**Exercise task**
Identify the lines containing the word "Audio". Copy each one.

Data items
-.-.-

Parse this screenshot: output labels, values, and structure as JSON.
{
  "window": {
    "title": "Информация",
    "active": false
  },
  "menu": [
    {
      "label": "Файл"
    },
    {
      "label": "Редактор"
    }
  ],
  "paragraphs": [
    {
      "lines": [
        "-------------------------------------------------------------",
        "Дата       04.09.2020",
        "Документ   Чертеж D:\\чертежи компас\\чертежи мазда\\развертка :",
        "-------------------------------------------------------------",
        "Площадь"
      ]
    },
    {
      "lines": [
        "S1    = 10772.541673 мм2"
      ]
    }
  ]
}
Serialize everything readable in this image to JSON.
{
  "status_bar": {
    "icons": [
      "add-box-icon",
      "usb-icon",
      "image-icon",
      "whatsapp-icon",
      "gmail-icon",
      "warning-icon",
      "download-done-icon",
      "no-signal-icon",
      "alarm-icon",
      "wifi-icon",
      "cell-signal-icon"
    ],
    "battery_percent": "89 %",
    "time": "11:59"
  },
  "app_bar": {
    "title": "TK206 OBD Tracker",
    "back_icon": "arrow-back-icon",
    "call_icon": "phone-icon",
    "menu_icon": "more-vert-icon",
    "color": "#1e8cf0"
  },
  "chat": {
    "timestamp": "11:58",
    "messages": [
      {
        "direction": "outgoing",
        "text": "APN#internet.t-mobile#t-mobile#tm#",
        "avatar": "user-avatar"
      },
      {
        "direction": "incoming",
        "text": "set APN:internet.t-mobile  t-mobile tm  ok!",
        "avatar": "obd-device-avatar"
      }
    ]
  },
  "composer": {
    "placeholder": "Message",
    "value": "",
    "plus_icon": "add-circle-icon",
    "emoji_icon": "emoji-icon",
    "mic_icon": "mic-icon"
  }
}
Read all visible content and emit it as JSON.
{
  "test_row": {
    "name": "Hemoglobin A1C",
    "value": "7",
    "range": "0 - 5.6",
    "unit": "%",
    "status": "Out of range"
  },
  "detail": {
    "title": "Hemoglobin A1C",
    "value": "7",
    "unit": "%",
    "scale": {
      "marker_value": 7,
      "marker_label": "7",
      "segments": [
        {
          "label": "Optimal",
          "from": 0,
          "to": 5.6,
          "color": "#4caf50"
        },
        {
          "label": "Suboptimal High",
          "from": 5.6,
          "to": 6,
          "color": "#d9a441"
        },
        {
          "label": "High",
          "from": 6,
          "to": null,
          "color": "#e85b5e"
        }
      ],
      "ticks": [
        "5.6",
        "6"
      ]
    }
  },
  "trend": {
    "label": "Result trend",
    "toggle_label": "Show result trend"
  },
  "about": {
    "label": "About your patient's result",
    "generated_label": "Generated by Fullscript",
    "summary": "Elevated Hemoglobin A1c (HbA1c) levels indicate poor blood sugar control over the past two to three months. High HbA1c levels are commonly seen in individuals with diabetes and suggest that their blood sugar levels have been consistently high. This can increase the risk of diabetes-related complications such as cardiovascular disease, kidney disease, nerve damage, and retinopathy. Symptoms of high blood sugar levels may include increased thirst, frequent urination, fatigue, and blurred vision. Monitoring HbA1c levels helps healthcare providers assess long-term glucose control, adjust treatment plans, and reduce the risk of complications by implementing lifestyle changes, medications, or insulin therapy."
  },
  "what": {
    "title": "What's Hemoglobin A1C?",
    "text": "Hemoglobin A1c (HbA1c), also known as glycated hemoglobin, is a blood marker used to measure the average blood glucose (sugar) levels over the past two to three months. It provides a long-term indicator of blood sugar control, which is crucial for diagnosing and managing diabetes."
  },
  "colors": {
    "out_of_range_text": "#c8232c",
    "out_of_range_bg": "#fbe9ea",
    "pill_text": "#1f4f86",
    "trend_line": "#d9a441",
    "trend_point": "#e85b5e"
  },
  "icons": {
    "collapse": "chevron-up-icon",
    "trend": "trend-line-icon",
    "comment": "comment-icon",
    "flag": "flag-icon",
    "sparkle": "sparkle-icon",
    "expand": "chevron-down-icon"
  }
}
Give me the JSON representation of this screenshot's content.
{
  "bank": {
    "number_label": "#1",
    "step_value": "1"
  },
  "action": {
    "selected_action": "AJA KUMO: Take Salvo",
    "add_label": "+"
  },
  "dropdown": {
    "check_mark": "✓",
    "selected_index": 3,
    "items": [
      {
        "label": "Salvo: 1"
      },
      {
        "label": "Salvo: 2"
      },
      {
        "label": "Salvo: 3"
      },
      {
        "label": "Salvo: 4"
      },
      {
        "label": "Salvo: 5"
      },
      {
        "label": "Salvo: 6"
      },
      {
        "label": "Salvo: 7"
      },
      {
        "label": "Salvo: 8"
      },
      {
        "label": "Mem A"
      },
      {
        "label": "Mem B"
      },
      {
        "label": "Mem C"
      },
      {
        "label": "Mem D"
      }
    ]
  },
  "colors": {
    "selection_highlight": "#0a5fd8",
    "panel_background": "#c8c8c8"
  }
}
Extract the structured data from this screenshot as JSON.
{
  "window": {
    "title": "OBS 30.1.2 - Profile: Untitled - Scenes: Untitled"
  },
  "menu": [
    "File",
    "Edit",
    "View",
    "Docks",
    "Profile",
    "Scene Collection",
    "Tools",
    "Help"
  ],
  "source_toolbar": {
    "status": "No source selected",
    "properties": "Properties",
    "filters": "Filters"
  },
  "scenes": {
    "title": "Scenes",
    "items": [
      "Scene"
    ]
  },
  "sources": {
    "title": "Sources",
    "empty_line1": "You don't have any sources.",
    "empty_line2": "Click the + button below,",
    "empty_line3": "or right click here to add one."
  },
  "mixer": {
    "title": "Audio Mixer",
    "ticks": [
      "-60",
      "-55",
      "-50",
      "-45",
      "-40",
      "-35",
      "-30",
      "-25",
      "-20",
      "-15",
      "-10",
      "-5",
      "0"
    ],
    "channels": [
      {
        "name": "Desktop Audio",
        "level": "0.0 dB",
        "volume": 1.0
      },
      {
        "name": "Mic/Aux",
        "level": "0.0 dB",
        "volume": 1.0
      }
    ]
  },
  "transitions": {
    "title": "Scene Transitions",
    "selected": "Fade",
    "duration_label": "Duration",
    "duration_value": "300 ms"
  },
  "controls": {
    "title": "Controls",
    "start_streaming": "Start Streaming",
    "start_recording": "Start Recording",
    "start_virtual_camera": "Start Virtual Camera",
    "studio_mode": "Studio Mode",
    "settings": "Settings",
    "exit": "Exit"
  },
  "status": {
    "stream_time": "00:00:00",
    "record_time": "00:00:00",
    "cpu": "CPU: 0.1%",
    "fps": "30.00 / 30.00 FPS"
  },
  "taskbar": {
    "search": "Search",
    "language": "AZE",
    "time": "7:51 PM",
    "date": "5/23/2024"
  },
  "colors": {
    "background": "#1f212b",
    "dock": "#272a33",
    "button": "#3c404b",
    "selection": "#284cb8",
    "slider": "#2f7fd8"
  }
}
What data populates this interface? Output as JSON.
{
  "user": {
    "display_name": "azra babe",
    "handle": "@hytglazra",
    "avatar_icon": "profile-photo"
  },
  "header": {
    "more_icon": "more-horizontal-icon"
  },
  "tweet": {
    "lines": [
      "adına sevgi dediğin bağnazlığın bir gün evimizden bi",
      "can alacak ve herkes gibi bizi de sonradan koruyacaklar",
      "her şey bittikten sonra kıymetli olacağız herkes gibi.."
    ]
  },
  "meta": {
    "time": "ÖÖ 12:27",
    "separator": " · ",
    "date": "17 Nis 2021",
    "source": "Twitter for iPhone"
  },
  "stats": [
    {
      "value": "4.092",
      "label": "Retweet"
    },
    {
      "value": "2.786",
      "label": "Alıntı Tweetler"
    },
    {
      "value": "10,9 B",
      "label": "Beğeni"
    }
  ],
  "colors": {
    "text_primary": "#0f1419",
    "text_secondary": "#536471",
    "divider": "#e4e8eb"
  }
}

-.-.-

**Answer to the task**
    "title": "Audio Mixer",
        "name": "Desktop Audio",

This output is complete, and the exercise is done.